Dataset items:

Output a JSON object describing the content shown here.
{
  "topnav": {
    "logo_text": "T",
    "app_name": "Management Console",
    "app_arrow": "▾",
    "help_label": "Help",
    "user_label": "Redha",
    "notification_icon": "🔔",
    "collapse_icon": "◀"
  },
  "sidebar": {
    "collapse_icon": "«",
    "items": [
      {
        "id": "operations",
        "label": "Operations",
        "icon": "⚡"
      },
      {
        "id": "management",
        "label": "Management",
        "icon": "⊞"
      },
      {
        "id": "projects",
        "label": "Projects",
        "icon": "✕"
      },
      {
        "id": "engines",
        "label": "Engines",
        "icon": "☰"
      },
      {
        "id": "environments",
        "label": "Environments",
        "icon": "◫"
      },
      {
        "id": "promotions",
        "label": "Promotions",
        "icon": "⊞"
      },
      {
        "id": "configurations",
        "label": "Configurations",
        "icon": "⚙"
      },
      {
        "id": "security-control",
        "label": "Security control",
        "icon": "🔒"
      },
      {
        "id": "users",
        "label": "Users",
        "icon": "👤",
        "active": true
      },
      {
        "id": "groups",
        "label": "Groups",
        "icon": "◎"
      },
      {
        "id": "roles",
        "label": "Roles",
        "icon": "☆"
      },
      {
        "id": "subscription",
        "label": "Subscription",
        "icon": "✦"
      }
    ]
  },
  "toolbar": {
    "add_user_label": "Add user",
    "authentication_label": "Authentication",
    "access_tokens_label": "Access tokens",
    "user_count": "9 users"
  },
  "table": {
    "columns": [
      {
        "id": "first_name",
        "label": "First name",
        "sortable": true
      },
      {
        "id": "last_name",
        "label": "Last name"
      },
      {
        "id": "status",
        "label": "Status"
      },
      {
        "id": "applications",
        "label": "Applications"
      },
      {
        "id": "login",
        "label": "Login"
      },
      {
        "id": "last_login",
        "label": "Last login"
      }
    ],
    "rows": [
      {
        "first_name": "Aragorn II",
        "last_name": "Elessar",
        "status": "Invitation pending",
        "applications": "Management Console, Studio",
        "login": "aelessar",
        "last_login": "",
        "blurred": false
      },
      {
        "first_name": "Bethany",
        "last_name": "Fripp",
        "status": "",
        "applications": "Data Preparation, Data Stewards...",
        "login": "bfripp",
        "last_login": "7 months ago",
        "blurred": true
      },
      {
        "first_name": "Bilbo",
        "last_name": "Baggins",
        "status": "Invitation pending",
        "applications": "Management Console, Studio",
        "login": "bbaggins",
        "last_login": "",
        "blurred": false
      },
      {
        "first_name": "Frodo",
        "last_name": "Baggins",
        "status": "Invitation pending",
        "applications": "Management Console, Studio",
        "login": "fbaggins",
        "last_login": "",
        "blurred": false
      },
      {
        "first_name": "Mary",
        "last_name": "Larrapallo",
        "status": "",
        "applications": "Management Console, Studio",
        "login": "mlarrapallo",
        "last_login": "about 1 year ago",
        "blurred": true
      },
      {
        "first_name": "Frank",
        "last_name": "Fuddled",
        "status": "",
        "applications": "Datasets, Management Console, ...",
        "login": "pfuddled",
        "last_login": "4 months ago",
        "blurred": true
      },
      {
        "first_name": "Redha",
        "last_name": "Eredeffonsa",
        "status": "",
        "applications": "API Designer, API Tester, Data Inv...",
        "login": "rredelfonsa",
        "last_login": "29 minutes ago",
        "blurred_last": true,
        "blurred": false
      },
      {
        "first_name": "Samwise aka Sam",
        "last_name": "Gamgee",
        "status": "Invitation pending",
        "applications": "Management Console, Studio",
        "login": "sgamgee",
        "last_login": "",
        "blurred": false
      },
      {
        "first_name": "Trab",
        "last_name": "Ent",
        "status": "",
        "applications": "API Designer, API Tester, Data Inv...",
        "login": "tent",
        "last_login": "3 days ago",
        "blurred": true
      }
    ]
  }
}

> **Stated exercise**
Return every line exactly.

> **Task response**
Output a JSON object describing the content shown here.
{
  "topnav": {
    "logo_text": "T",
    "app_name": "Management Console",
    "app_arrow": "▾",
    "help_label": "Help",
    "user_label": "Redha",
    "notification_icon": "🔔",
    "collapse_icon": "◀"
  },
  "sidebar": {
    "collapse_icon": "«",
    "items": [
      {
        "id": "operations",
        "label": "Operations",
        "icon": "⚡"
      },
      {
        "id": "management",
        "label": "Management",
        "icon": "⊞"
      },
      {
        "id": "projects",
        "label": "Projects",
        "icon": "✕"
      },
      {
        "id": "engines",
        "label": "Engines",
        "icon": "☰"
      },
      {
        "id": "environments",
        "label": "Environments",
        "icon": "◫"
      },
      {
        "id": "promotions",
        "label": "Promotions",
        "icon": "⊞"
      },
      {
        "id": "configurations",
        "label": "Configurations",
        "icon": "⚙"
      },
      {
        "id": "security-control",
        "label": "Security control",
        "icon": "🔒"
      },
      {
        "id": "users",
        "label": "Users",
        "icon": "👤",
        "active": true
      },
      {
        "id": "groups",
        "label": "Groups",
        "icon": "◎"
      },
      {
        "id": "roles",
        "label": "Roles",
        "icon": "☆"
      },
      {
        "id": "subscription",
        "label": "Subscription",
        "icon": "✦"
      }
    ]
  },
  "toolbar": {
    "add_user_label": "Add user",
    "authentication_label": "Authentication",
    "access_tokens_label": "Access tokens",
    "user_count": "9 users"
  },
  "table": {
    "columns": [
      {
        "id": "first_name",
        "label": "First name",
        "sortable": true
      },
      {
        "id": "last_name",
        "label": "Last name"
      },
      {
        "id": "status",
        "label": "Status"
      },
      {
        "id": "applications",
        "label": "Applications"
      },
      {
        "id": "login",
        "label": "Login"
      },
      {
        "id": "last_login",
        "label": "Last login"
      }
    ],
    "rows": [
      {
        "first_name": "Aragorn II",
        "last_name": "Elessar",
        "status": "Invitation pending",
        "applications": "Management Console, Studio",
        "login": "aelessar",
        "last_login": "",
        "blurred": false
      },
      {
        "first_name": "Bethany",
        "last_name": "Fripp",
        "status": "",
        "applications": "Data Preparation, Data Stewards...",
        "login": "bfripp",
        "last_login": "7 months ago",
        "blurred": true
      },
      {
        "first_name": "Bilbo",
        "last_name": "Baggins",
        "status": "Invitation pending",
        "applications": "Management Console, Studio",
        "login": "bbaggins",
        "last_login": "",
        "blurred": false
      },
      {
        "first_name": "Frodo",
        "last_name": "Baggins",
        "status": "Invitation pending",
        "applications": "Management Console, Studio",
        "login": "fbaggins",
        "last_login": "",
        "blurred": false
      },
      {
        "first_name": "Mary",
        "last_name": "Larrapallo",
        "status": "",
        "applications": "Management Console, Studio",
        "login": "mlarrapallo",
        "last_login": "about 1 year ago",
        "blurred": true
      },
      {
        "first_name": "Frank",
        "last_name": "Fuddled",
        "status": "",
        "applications": "Datasets, Management Console, ...",
        "login": "pfuddled",
        "last_login": "4 months ago",
        "blurred": true
      },
      {
        "first_name": "Redha",
        "last_name": "Eredeffonsa",
        "status": "",
        "applications": "API Designer, API Tester, Data Inv...",
        "login": "rredelfonsa",
        "last_login": "29 minutes ago",
        "blurred_last": true,
        "blurred": false
      },
      {
        "first_name": "Samwise aka Sam",
        "last_name": "Gamgee",
        "status": "Invitation pending",
        "applications": "Management Console, Studio",
        "login": "sgamgee",
        "last_login": "",
        "blurred": false
      },
      {
        "first_name": "Trab",
        "last_name": "Ent",
        "status": "",
        "applications": "API Designer, API Tester, Data Inv...",
        "login": "tent",
        "last_login": "3 days ago",
        "blurred": true
      }
    ]
  }
}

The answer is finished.